## Description of the task
Output the full listing below exactly as it reads, and skip anything that is a picture.

- - -

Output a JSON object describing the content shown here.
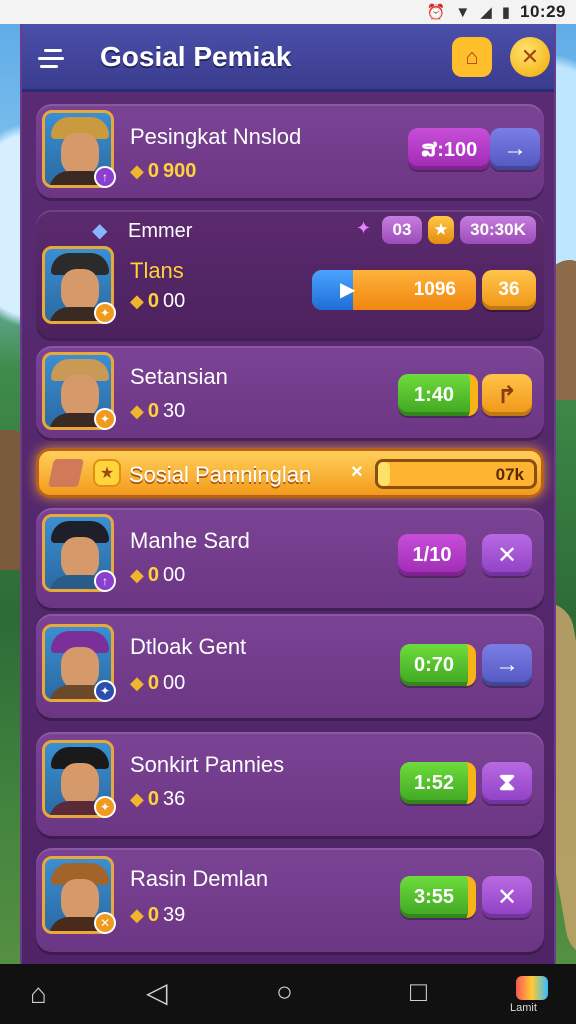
{
  "status_bar": {
    "time": "10:29"
  },
  "header": {
    "title": "Gosial Pemiak",
    "home_icon": "home-icon",
    "close_icon": "close-icon"
  },
  "rows": [
    {
      "name": "Pesingkat Nnslod",
      "score_lead": "0",
      "score_rest": "900",
      "pill": "ສ:100",
      "action": "→"
    },
    {
      "name": "Emmer",
      "subname": "Tlans",
      "score_lead": "0",
      "score_rest": "00",
      "chip_a": "03",
      "chip_b": "30:30K",
      "progress_value": "1096",
      "progress_fraction": 0.25,
      "action": "36"
    },
    {
      "name": "Setansian",
      "score_lead": "0",
      "score_rest": "30",
      "pill": "1:40",
      "action": "↱"
    },
    {
      "name": "Manhe Sard",
      "score_lead": "0",
      "score_rest": "00",
      "pill": "1/10",
      "action": "✕"
    },
    {
      "name": "Dtloak Gent",
      "score_lead": "0",
      "score_rest": "00",
      "pill": "0:70",
      "action": "→"
    },
    {
      "name": "Sonkirt Pannies",
      "score_lead": "0",
      "score_rest": "36",
      "pill": "1:52",
      "action": "⧗"
    },
    {
      "name": "Rasin Demlan",
      "score_lead": "0",
      "score_rest": "39",
      "pill": "3:55",
      "action": "✕"
    }
  ],
  "banner": {
    "title": "Sosial Pamninglan",
    "value": "07k",
    "fraction": 0.08
  },
  "nav": {
    "game_label": "Lamit"
  },
  "colors": {
    "panel": "#5a2c74",
    "header": "#3b3c8f",
    "accent_gold": "#ffbf2a",
    "green": "#3fa521"
  }
}
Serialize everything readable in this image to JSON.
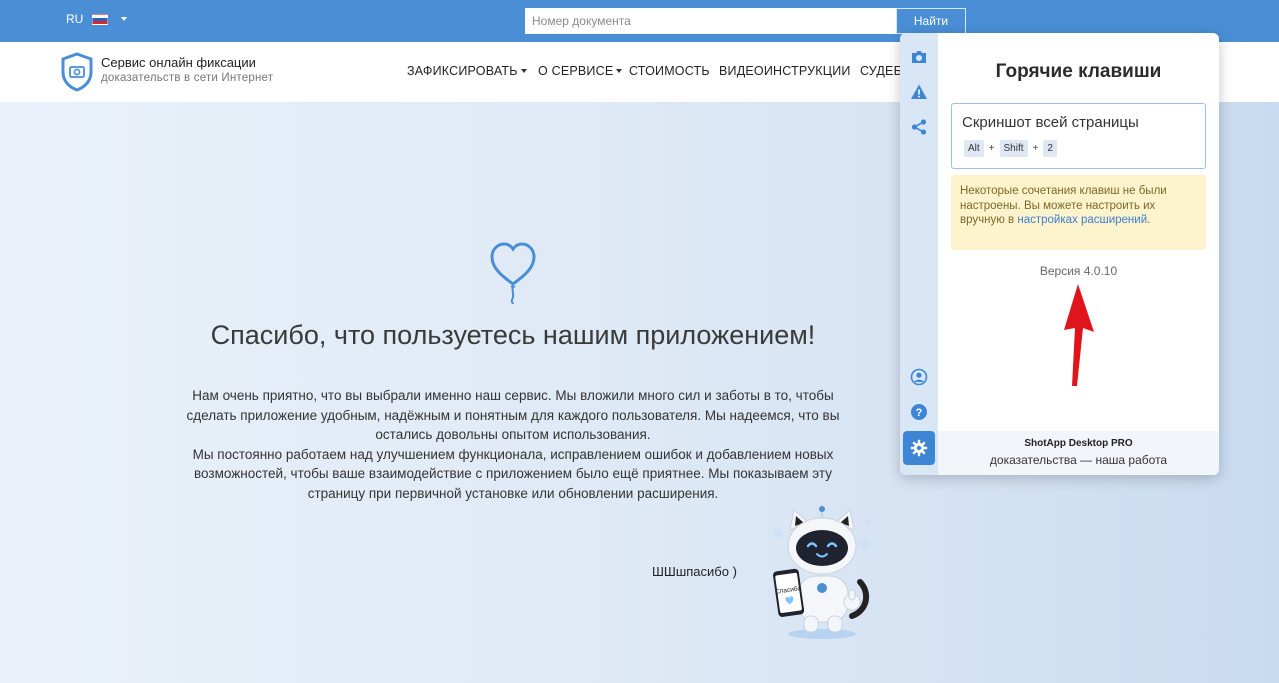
{
  "topbar": {
    "lang": "RU",
    "search_placeholder": "Номер документа",
    "search_value": "",
    "search_button": "Найти"
  },
  "brand": {
    "title": "Сервис онлайн фиксации",
    "subtitle": "доказательств в сети Интернет"
  },
  "nav": {
    "items": [
      {
        "label": "ЗАФИКСИРОВАТЬ",
        "has_caret": true
      },
      {
        "label": "О СЕРВИСЕ",
        "has_caret": true
      },
      {
        "label": "СТОИМОСТЬ",
        "has_caret": false
      },
      {
        "label": "ВИДЕОИНСТРУКЦИИ",
        "has_caret": false
      },
      {
        "label": "СУДЕБ",
        "has_caret": false
      }
    ]
  },
  "main": {
    "headline": "Спасибо, что пользуетесь нашим приложением!",
    "body_lines": [
      "Нам очень приятно, что вы выбрали именно наш сервис. Мы вложили много сил и заботы в то, чтобы",
      "сделать приложение удобным, надёжным и понятным для каждого пользователя. Мы надеемся, что вы",
      "остались довольны опытом использования.",
      "Мы постоянно работаем над улучшением функционала, исправлением ошибок и добавлением новых",
      "возможностей, чтобы ваше взаимодействие с приложением было ещё приятнее. Мы показываем эту",
      "страницу при первичной установке или обновлении расширения."
    ],
    "thanks_text": "ШШшпасибо )",
    "mascot_sign": "Спасибо"
  },
  "popup": {
    "title": "Горячие клавиши",
    "card_title": "Скриншот всей страницы",
    "keys": [
      "Alt",
      "Shift",
      "2"
    ],
    "key_separator": "+",
    "warning_text": "Некоторые сочетания клавиш не были настроены. Вы можете настроить их вручную в ",
    "warning_link": "настройках расширений",
    "warning_end": ".",
    "version": "Версия 4.0.10",
    "footer_brand": "ShotApp Desktop PRO",
    "footer_tagline": "доказательства — наша работа",
    "rail_icons": [
      "camera-icon",
      "warning-icon",
      "share-icon",
      "user-icon",
      "help-icon",
      "settings-icon"
    ]
  },
  "colors": {
    "topbar": "#4a8fd6",
    "accent": "#3d86d6",
    "warning_bg": "#fdf3cd",
    "arrow": "#e0151c"
  }
}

- - -

## Exercise solution
Output a JSON object describing the content shown here.
{
  "status_bar": {
    "time": "10:29"
  },
  "header": {
    "title": "Gosial Pemiak",
    "home_icon": "home-icon",
    "close_icon": "close-icon"
  },
  "rows": [
    {
      "name": "Pesingkat Nnslod",
      "score_lead": "0",
      "score_rest": "900",
      "pill": "ສ:100",
      "action": "→"
    },
    {
      "name": "Emmer",
      "subname": "Tlans",
      "score_lead": "0",
      "score_rest": "00",
      "chip_a": "03",
      "chip_b": "30:30K",
      "progress_value": "1096",
      "progress_fraction": 0.25,
      "action": "36"
    },
    {
      "name": "Setansian",
      "score_lead": "0",
      "score_rest": "30",
      "pill": "1:40",
      "action": "↱"
    },
    {
      "name": "Manhe Sard",
      "score_lead": "0",
      "score_rest": "00",
      "pill": "1/10",
      "action": "✕"
    },
    {
      "name": "Dtloak Gent",
      "score_lead": "0",
      "score_rest": "00",
      "pill": "0:70",
      "action": "→"
    },
    {
      "name": "Sonkirt Pannies",
      "score_lead": "0",
      "score_rest": "36",
      "pill": "1:52",
      "action": "⧗"
    },
    {
      "name": "Rasin Demlan",
      "score_lead": "0",
      "score_rest": "39",
      "pill": "3:55",
      "action": "✕"
    }
  ],
  "banner": {
    "title": "Sosial Pamninglan",
    "value": "07k",
    "fraction": 0.08
  },
  "nav": {
    "game_label": "Lamit"
  },
  "colors": {
    "panel": "#5a2c74",
    "header": "#3b3c8f",
    "accent_gold": "#ffbf2a",
    "green": "#3fa521"
  }
}
Serialize everything readable in this image to JSON.
{
  "topbar": {
    "lang": "RU",
    "search_placeholder": "Номер документа",
    "search_value": "",
    "search_button": "Найти"
  },
  "brand": {
    "title": "Сервис онлайн фиксации",
    "subtitle": "доказательств в сети Интернет"
  },
  "nav": {
    "items": [
      {
        "label": "ЗАФИКСИРОВАТЬ",
        "has_caret": true
      },
      {
        "label": "О СЕРВИСЕ",
        "has_caret": true
      },
      {
        "label": "СТОИМОСТЬ",
        "has_caret": false
      },
      {
        "label": "ВИДЕОИНСТРУКЦИИ",
        "has_caret": false
      },
      {
        "label": "СУДЕБ",
        "has_caret": false
      }
    ]
  },
  "main": {
    "headline": "Спасибо, что пользуетесь нашим приложением!",
    "body_lines": [
      "Нам очень приятно, что вы выбрали именно наш сервис. Мы вложили много сил и заботы в то, чтобы",
      "сделать приложение удобным, надёжным и понятным для каждого пользователя. Мы надеемся, что вы",
      "остались довольны опытом использования.",
      "Мы постоянно работаем над улучшением функционала, исправлением ошибок и добавлением новых",
      "возможностей, чтобы ваше взаимодействие с приложением было ещё приятнее. Мы показываем эту",
      "страницу при первичной установке или обновлении расширения."
    ],
    "thanks_text": "ШШшпасибо )",
    "mascot_sign": "Спасибо"
  },
  "popup": {
    "title": "Горячие клавиши",
    "card_title": "Скриншот всей страницы",
    "keys": [
      "Alt",
      "Shift",
      "2"
    ],
    "key_separator": "+",
    "warning_text": "Некоторые сочетания клавиш не были настроены. Вы можете настроить их вручную в ",
    "warning_link": "настройках расширений",
    "warning_end": ".",
    "version": "Версия 4.0.10",
    "footer_brand": "ShotApp Desktop PRO",
    "footer_tagline": "доказательства — наша работа",
    "rail_icons": [
      "camera-icon",
      "warning-icon",
      "share-icon",
      "user-icon",
      "help-icon",
      "settings-icon"
    ]
  },
  "colors": {
    "topbar": "#4a8fd6",
    "accent": "#3d86d6",
    "warning_bg": "#fdf3cd",
    "arrow": "#e0151c"
  }
}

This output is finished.